■ **STATED EXERCISE**
Go through the lines below. Copy those with "source".

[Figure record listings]
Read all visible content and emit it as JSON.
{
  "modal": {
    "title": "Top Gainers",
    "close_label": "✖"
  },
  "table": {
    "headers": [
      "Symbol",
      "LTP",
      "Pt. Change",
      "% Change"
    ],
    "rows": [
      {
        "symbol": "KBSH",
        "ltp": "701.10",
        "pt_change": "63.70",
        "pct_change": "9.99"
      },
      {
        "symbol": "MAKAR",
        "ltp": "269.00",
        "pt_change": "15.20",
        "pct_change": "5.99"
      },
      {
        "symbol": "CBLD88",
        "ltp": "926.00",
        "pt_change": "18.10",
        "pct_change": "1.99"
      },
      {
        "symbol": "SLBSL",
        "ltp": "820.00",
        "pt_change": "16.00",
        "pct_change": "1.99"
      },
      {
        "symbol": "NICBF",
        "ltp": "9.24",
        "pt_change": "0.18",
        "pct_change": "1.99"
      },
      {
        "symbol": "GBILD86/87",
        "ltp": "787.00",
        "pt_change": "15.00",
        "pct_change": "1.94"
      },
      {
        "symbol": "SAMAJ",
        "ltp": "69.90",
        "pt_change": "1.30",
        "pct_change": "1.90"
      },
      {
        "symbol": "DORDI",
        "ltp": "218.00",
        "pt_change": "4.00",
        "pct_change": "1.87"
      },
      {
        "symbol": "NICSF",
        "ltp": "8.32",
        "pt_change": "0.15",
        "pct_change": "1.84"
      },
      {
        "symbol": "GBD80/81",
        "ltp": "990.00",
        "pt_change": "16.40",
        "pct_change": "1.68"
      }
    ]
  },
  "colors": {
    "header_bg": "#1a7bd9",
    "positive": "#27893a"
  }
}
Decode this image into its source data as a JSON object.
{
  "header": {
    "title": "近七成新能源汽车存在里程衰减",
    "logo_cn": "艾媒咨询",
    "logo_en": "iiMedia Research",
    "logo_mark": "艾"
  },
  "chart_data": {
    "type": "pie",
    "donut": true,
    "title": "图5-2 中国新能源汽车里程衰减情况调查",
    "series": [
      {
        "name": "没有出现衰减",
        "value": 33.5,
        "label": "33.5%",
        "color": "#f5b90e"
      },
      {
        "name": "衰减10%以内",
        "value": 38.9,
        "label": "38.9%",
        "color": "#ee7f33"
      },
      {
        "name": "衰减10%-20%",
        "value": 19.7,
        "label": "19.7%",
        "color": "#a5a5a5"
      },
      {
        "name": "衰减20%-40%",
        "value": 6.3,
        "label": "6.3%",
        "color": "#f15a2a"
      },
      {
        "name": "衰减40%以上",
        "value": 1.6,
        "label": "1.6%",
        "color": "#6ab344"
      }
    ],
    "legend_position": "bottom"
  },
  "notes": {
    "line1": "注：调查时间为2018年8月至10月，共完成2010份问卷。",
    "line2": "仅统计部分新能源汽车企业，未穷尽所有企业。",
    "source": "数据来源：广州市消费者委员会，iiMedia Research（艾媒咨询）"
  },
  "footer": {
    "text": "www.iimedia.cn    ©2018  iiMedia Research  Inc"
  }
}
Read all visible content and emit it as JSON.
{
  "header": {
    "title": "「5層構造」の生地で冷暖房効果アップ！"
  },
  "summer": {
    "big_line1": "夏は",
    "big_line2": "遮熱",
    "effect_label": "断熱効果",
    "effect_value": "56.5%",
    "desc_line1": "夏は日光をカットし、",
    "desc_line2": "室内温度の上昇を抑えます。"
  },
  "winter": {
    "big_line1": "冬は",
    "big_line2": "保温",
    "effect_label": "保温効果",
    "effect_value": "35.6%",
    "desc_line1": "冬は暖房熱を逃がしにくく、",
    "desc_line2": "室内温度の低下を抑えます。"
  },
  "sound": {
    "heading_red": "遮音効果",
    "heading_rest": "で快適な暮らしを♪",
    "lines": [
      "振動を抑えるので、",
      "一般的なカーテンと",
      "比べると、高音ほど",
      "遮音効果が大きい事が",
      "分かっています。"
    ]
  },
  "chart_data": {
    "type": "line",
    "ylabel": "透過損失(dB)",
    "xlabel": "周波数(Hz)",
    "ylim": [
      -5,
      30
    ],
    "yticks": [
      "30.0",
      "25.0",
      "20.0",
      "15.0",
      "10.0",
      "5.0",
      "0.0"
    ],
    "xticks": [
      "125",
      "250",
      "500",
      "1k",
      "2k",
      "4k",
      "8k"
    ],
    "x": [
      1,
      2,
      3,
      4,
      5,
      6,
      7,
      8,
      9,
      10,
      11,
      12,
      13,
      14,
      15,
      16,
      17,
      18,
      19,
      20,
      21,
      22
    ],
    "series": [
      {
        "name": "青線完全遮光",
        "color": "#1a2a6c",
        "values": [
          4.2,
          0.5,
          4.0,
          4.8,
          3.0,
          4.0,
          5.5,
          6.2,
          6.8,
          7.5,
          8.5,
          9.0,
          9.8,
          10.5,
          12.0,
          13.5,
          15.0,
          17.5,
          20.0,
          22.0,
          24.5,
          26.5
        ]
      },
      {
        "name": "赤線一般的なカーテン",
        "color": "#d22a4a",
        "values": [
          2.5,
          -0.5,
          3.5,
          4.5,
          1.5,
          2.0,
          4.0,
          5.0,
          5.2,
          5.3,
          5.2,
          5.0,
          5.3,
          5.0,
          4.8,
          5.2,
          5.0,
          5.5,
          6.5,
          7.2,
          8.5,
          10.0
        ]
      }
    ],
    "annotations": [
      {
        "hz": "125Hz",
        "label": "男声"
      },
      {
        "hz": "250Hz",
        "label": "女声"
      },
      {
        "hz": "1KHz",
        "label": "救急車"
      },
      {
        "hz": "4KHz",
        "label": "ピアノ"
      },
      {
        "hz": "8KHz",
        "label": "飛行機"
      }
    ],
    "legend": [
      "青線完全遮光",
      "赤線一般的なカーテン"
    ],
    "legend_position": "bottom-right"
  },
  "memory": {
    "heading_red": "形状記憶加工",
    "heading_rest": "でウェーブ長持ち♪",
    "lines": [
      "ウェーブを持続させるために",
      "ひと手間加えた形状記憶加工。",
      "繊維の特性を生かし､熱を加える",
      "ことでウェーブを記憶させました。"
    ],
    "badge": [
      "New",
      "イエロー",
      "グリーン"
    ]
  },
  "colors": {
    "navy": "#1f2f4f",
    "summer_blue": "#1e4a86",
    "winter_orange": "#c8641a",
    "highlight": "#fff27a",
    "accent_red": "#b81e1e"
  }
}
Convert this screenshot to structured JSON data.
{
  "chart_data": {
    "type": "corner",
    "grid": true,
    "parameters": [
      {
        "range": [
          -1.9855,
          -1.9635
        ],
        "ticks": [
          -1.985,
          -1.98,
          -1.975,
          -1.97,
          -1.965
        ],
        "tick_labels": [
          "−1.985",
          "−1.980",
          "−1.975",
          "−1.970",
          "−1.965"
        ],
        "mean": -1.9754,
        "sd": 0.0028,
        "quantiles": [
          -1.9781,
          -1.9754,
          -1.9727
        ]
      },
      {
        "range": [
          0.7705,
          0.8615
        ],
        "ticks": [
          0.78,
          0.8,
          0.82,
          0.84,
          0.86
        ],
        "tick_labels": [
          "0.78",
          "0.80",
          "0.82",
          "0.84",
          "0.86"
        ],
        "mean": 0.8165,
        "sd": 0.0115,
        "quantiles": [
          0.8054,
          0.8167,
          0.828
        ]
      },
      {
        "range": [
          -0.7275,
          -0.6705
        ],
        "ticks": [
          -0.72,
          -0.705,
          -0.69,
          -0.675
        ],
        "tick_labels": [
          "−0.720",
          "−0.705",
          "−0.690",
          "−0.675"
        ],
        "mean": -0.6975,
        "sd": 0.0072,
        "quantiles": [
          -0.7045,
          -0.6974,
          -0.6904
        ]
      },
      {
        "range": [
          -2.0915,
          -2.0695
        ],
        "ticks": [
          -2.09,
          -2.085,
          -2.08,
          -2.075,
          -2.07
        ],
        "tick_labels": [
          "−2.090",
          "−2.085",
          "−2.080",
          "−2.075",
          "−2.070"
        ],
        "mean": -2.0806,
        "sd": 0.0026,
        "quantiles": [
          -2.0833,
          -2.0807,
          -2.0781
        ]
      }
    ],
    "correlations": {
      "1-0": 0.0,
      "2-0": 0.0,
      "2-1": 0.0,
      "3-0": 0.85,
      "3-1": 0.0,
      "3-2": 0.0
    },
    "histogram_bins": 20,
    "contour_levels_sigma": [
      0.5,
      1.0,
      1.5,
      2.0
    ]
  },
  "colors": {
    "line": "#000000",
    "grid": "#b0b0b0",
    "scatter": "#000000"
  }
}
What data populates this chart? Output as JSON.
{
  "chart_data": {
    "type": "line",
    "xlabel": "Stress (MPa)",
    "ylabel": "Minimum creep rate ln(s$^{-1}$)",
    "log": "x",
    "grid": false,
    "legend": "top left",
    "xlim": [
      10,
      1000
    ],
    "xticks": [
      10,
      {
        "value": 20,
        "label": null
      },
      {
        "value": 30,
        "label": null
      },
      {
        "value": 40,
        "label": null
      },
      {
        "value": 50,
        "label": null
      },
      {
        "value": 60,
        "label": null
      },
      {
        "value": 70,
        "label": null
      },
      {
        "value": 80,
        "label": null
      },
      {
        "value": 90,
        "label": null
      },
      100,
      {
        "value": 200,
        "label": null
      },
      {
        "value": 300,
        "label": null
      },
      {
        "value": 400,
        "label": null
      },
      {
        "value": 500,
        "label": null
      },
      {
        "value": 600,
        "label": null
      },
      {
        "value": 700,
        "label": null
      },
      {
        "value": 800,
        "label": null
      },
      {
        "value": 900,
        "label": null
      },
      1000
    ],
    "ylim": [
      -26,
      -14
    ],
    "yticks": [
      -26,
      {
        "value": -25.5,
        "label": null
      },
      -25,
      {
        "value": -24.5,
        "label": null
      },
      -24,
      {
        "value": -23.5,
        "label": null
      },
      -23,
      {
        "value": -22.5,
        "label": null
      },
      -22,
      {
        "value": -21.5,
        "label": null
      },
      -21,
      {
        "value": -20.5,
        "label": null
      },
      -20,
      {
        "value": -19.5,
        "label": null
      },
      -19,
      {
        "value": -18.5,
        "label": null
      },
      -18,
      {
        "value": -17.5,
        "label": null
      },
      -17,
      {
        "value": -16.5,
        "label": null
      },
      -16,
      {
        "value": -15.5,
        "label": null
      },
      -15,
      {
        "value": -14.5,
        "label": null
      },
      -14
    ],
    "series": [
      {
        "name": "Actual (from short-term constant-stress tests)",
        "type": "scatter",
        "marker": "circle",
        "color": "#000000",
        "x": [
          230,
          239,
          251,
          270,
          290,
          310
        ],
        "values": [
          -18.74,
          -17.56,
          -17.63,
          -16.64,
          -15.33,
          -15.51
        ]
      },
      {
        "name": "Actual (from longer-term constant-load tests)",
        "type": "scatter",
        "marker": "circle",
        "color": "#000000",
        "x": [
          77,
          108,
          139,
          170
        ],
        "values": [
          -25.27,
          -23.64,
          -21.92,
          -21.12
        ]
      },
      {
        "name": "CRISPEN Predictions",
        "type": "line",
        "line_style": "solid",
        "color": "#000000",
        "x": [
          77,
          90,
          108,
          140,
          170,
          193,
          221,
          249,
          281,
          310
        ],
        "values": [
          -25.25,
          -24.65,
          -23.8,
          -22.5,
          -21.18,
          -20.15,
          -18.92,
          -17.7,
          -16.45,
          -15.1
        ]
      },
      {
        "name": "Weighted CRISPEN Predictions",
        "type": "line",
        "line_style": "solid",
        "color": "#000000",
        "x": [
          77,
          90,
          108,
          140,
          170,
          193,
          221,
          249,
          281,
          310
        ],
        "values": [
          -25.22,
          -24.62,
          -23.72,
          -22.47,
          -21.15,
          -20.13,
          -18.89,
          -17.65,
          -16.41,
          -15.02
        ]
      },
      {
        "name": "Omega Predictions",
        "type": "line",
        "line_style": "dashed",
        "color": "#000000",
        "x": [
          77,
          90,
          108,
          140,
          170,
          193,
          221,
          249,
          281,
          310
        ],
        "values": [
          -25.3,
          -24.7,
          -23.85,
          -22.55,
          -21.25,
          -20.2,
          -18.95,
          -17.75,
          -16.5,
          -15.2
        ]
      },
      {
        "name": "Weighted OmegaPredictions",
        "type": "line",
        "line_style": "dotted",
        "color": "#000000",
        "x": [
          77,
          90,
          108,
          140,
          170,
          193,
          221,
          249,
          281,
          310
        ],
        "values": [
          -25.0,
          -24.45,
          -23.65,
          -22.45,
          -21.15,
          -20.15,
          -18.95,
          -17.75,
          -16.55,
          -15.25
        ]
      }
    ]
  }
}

■ **CORRECT RESPONSE**
Decode this image into its source data as a JSON object.
    "source": "数据来源：广州市消费者委员会，iiMedia Research（艾媒咨询）"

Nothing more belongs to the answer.